Stored records
[Start]

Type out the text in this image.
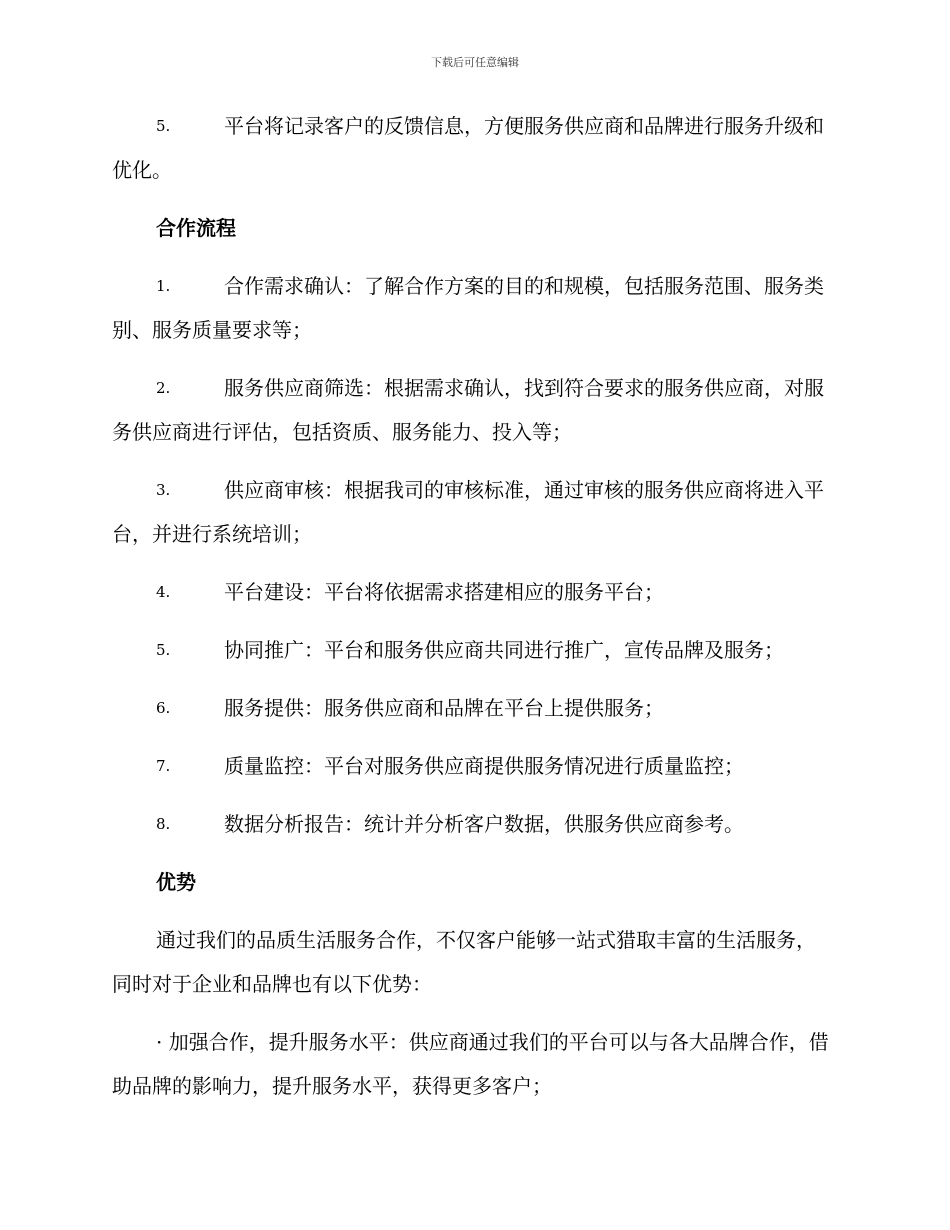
下载后可任意编辑
5.	平台将记录客户的反馈信息，方便服务供应商和品牌进行服务升级和优化。
合作流程
1.	合作需求确认：了解合作方案的目的和规模，包括服务范围、服务类别、服务质量要求等；
2.	服务供应商筛选：根据需求确认，找到符合要求的服务供应商，对服务供应商进行评估，包括资质、服务能力、投入等；
3.	供应商审核：根据我司的审核标准，通过审核的服务供应商将进入平台，并进行系统培训；
4.	平台建设：平台将依据需求搭建相应的服务平台；
5.	协同推广：平台和服务供应商共同进行推广，宣传品牌及服务；
6.	服务提供：服务供应商和品牌在平台上提供服务；
7.	质量监控：平台对服务供应商提供服务情况进行质量监控；
8.	数据分析报告：统计并分析客户数据，供服务供应商参考。
优势
通过我们的品质生活服务合作，不仅客户能够一站式猎取丰富的生活服务，同时对于企业和品牌也有以下优势：
· 加强合作，提升服务水平：供应商通过我们的平台可以与各大品牌合作，借助品牌的影响力，提升服务水平，获得更多客户；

[End]

DIRECTIONS FOR THIS TASK
Transcribe all the lines above exactly, apart from the pictures.

EXERCISE ANSWER
Type out the text in this image.
下载后可任意编辑
5.	平台将记录客户的反馈信息，方便服务供应商和品牌进行服务升级和优化。
合作流程
1.	合作需求确认：了解合作方案的目的和规模，包括服务范围、服务类别、服务质量要求等；
2.	服务供应商筛选：根据需求确认，找到符合要求的服务供应商，对服务供应商进行评估，包括资质、服务能力、投入等；
3.	供应商审核：根据我司的审核标准，通过审核的服务供应商将进入平台，并进行系统培训；
4.	平台建设：平台将依据需求搭建相应的服务平台；
5.	协同推广：平台和服务供应商共同进行推广，宣传品牌及服务；
6.	服务提供：服务供应商和品牌在平台上提供服务；
7.	质量监控：平台对服务供应商提供服务情况进行质量监控；
8.	数据分析报告：统计并分析客户数据，供服务供应商参考。
优势
通过我们的品质生活服务合作，不仅客户能够一站式猎取丰富的生活服务，同时对于企业和品牌也有以下优势：
· 加强合作，提升服务水平：供应商通过我们的平台可以与各大品牌合作，借助品牌的影响力，提升服务水平，获得更多客户；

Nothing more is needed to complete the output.